**To be done**
Read through the data and report every line in which the word "pomeriggio" occurs.
··· Material shown ···
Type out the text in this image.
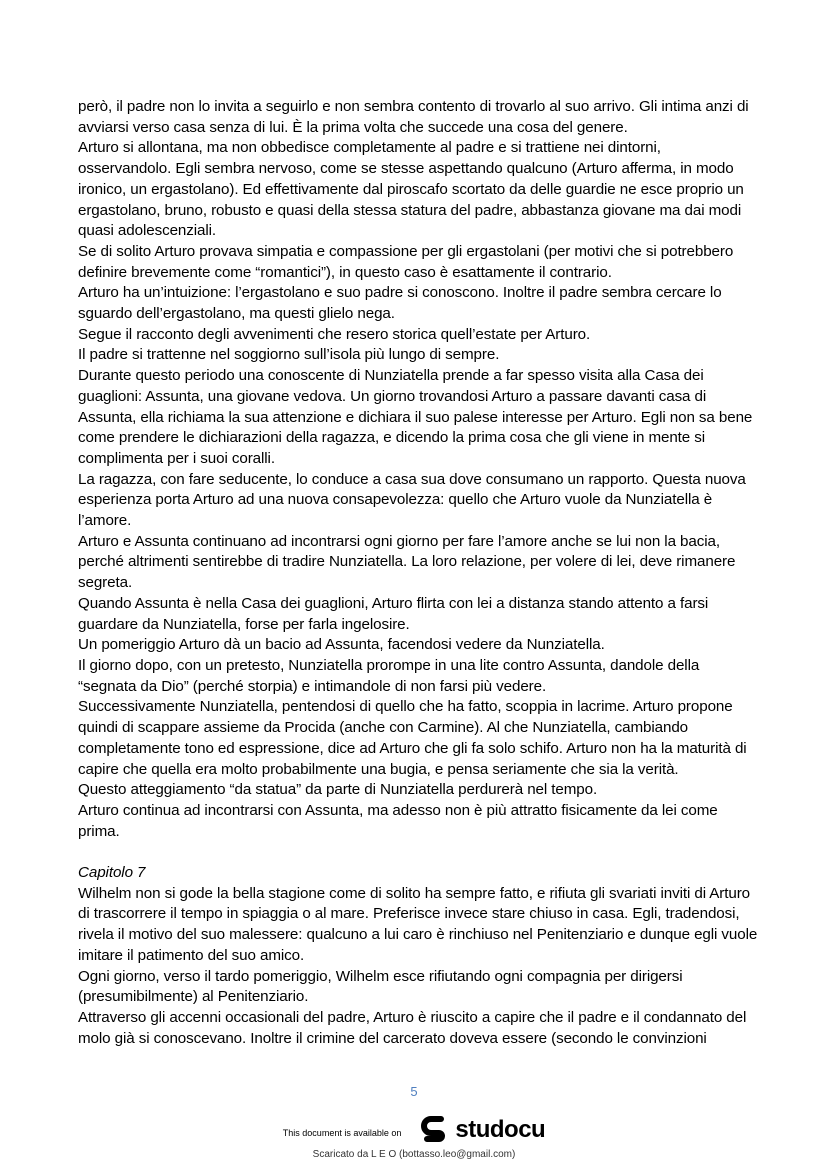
però, il padre non lo invita a seguirlo e non sembra contento di trovarlo al suo arrivo. Gli intima anzi di avviarsi verso casa senza di lui. È la prima volta che succede una cosa del genere.

Arturo si allontana, ma non obbedisce completamente al padre e si trattiene nei dintorni, osservandolo. Egli sembra nervoso, come se stesse aspettando qualcuno (Arturo afferma, in modo ironico, un ergastolano). Ed effettivamente dal piroscafo scortato da delle guardie ne esce proprio un ergastolano, bruno, robusto e quasi della stessa statura del padre, abbastanza giovane ma dai modi quasi adolescenziali.

Se di solito Arturo provava simpatia e compassione per gli ergastolani (per motivi che si potrebbero definire brevemente come “romantici”), in questo caso è esattamente il contrario.

Arturo ha un’intuizione: l’ergastolano e suo padre si conoscono. Inoltre il padre sembra cercare lo sguardo dell’ergastolano, ma questi glielo nega.

Segue il racconto degli avvenimenti che resero storica quell’estate per Arturo.

Il padre si trattenne nel soggiorno sull’isola più lungo di sempre.

Durante questo periodo una conoscente di Nunziatella prende a far spesso visita alla Casa dei guaglioni: Assunta, una giovane vedova. Un giorno trovandosi Arturo a passare davanti casa di Assunta, ella richiama la sua attenzione e dichiara il suo palese interesse per Arturo. Egli non sa bene come prendere le dichiarazioni della ragazza, e dicendo la prima cosa che gli viene in mente si complimenta per i suoi coralli.

La ragazza, con fare seducente, lo conduce a casa sua dove consumano un rapporto. Questa nuova esperienza porta Arturo ad una nuova consapevolezza: quello che Arturo vuole da Nunziatella è l’amore.

Arturo e Assunta continuano ad incontrarsi ogni giorno per fare l’amore anche se lui non la bacia, perché altrimenti sentirebbe di tradire Nunziatella. La loro relazione, per volere di lei, deve rimanere segreta.

Quando Assunta è nella Casa dei guaglioni, Arturo flirta con lei a distanza stando attento a farsi guardare da Nunziatella, forse per farla ingelosire.

Un pomeriggio Arturo dà un bacio ad Assunta, facendosi vedere da Nunziatella.

Il giorno dopo, con un pretesto, Nunziatella prorompe in una lite contro Assunta, dandole della “segnata da Dio” (perché storpia) e intimandole di non farsi più vedere.

Successivamente Nunziatella, pentendosi di quello che ha fatto, scoppia in lacrime. Arturo propone quindi di scappare assieme da Procida (anche con Carmine). Al che Nunziatella, cambiando completamente tono ed espressione, dice ad Arturo che gli fa solo schifo. Arturo non ha la maturità di capire che quella era molto probabilmente una bugia, e pensa seriamente che sia la verità.

Questo atteggiamento “da statua” da parte di Nunziatella perdurerà nel tempo.

Arturo continua ad incontrarsi con Assunta, ma adesso non è più attratto fisicamente da lei come prima.

Capitolo 7

Wilhelm non si gode la bella stagione come di solito ha sempre fatto, e rifiuta gli svariati inviti di Arturo di trascorrere il tempo in spiaggia o al mare. Preferisce invece stare chiuso in casa. Egli, tradendosi, rivela il motivo del suo malessere: qualcuno a lui caro è rinchiuso nel Penitenziario e dunque egli vuole imitare il patimento del suo amico.

Ogni giorno, verso il tardo pomeriggio, Wilhelm esce rifiutando ogni compagnia per dirigersi (presumibilmente) al Penitenziario.

Attraverso gli accenni occasionali del padre, Arturo è riuscito a capire che il padre e il condannato del molo già si conoscevano. Inoltre il crimine del carcerato doveva essere (secondo le convinzioni

5
This document is available on studocu
Scaricato da L E O (bottasso.leo@gmail.com)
···
**Correct result**
Un pomeriggio Arturo dà un bacio ad Assunta, facendosi vedere da Nunziatella.
Ogni giorno, verso il tardo pomeriggio, Wilhelm esce rifiutando ogni compagnia per dirigersi (presumibilmente) al Penitenziario.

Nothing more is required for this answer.